Excerpt from a dataset
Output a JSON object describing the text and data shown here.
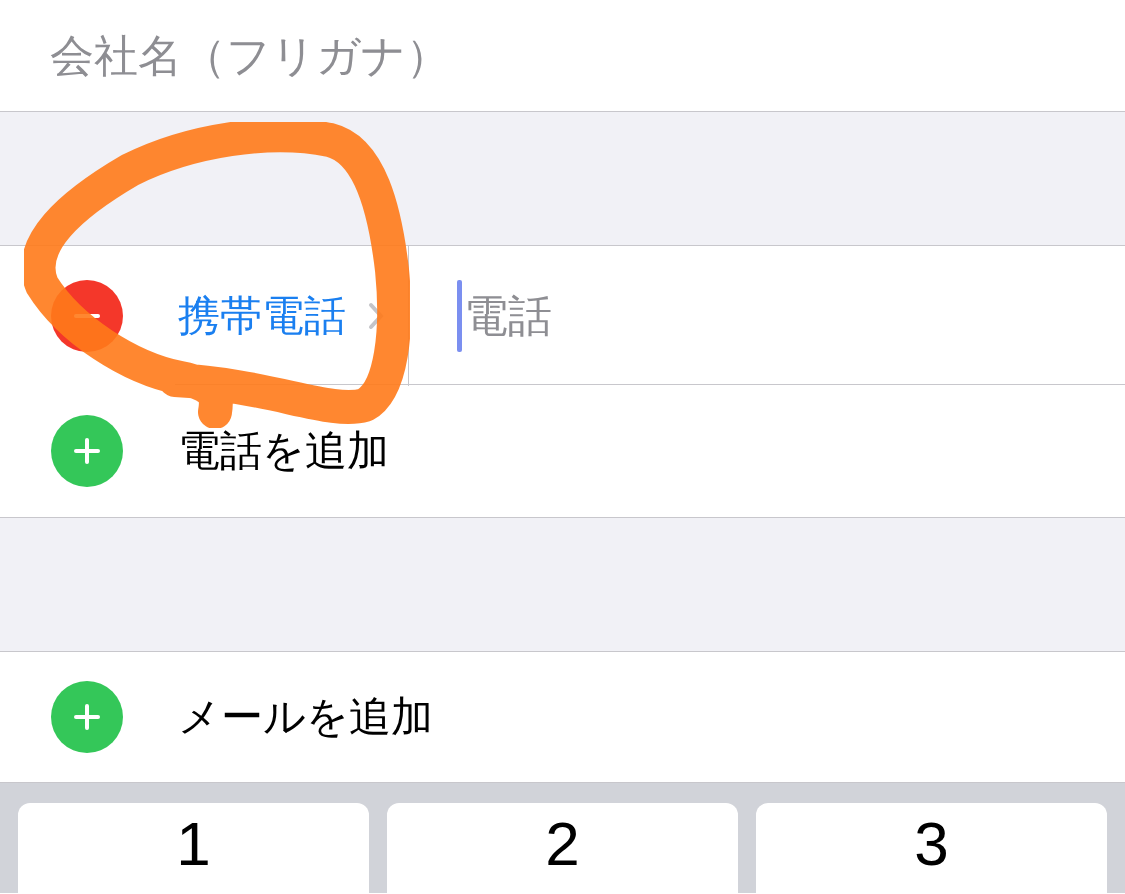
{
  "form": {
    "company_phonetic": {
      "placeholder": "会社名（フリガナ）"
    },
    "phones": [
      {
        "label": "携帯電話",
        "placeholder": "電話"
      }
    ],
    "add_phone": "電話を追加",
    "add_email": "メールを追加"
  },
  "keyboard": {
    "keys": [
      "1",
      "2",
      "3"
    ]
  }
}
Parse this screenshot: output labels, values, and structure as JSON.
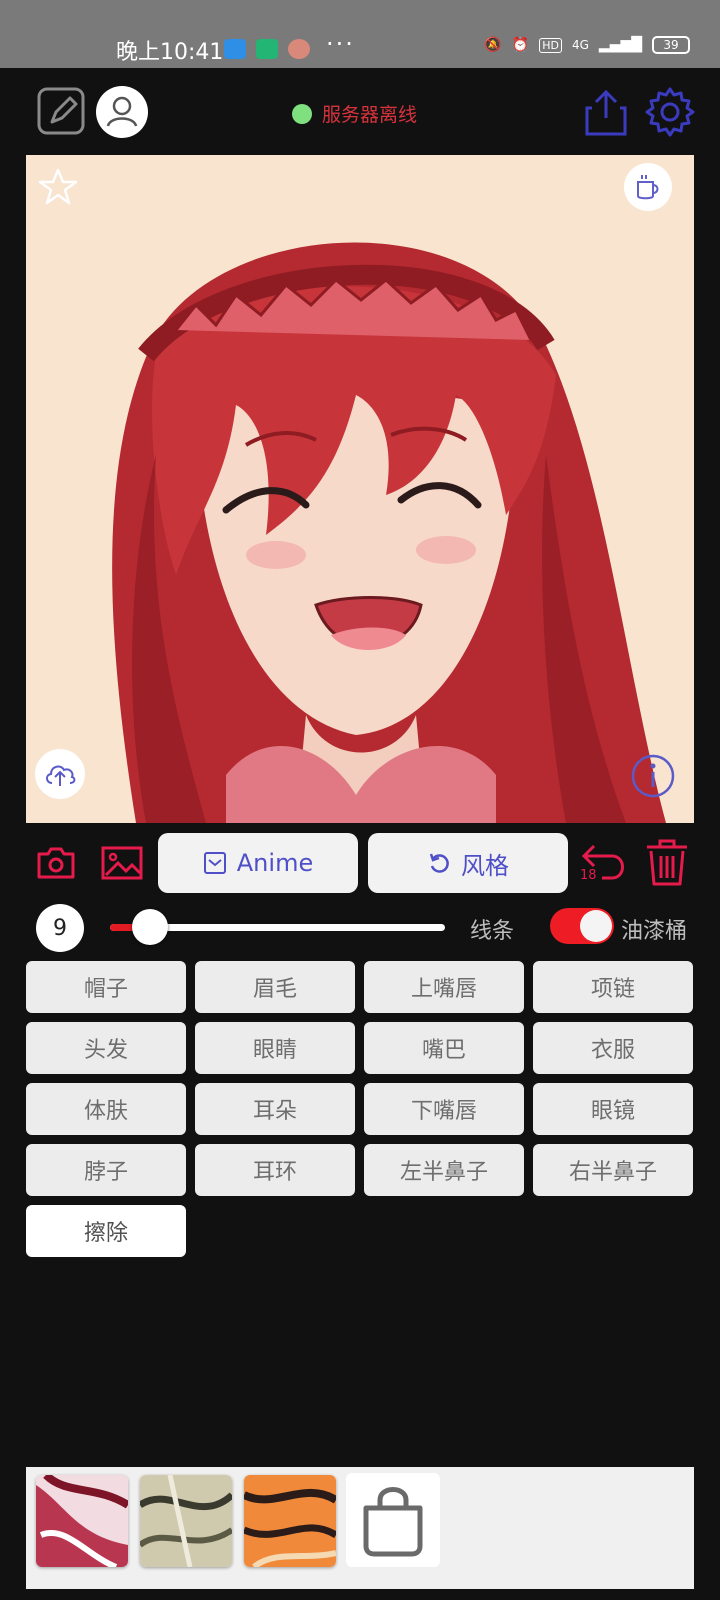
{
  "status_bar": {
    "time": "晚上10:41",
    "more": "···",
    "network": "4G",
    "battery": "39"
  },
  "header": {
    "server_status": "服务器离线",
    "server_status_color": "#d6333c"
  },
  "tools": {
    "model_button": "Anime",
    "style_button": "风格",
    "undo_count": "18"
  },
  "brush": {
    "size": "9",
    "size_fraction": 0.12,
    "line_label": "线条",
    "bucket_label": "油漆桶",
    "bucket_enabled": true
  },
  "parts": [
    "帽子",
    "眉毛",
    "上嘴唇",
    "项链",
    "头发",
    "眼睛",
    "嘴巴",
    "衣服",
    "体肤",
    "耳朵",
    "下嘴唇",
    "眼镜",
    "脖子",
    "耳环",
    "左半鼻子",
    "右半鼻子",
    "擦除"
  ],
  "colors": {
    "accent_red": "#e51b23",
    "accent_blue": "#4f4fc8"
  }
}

...

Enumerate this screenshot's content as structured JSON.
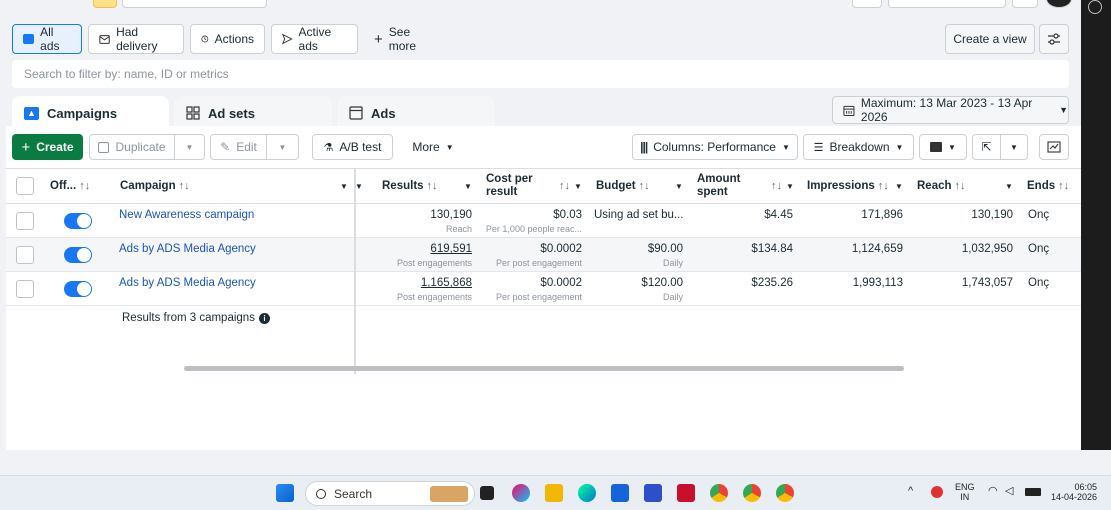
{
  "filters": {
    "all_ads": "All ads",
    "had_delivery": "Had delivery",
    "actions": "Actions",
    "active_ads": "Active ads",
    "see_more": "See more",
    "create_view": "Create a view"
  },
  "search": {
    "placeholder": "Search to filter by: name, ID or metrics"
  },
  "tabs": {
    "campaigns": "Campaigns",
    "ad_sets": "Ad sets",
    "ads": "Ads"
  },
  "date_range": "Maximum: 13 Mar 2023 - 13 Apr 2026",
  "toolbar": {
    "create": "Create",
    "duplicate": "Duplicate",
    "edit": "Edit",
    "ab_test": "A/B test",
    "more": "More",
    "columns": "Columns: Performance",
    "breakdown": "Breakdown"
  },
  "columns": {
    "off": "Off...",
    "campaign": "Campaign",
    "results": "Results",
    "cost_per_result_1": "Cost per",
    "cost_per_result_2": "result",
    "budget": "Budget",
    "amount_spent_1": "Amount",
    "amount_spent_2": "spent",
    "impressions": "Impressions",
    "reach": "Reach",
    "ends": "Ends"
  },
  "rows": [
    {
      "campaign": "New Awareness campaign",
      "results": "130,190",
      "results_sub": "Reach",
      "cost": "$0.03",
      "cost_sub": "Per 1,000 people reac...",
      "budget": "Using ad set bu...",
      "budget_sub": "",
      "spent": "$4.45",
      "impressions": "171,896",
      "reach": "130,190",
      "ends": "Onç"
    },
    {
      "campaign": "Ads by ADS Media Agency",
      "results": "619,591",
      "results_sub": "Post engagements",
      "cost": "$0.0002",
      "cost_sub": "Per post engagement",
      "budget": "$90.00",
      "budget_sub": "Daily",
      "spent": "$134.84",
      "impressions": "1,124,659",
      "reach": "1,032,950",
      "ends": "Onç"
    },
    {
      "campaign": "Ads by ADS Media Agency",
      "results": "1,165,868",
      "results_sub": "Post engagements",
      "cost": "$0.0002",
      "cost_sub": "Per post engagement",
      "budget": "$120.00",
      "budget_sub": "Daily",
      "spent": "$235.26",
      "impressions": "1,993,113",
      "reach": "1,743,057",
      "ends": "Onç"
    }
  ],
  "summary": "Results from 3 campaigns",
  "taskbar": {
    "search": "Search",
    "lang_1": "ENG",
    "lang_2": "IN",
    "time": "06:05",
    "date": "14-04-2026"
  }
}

**Exercise requirements**. Extract every line above that contains the word "placeholder".

**Reply to the exercise**.
      "placeholder": "会社名（フリガナ）"
        "placeholder": "電話"
    "placeholder": "Search to filter by: name, ID or metrics"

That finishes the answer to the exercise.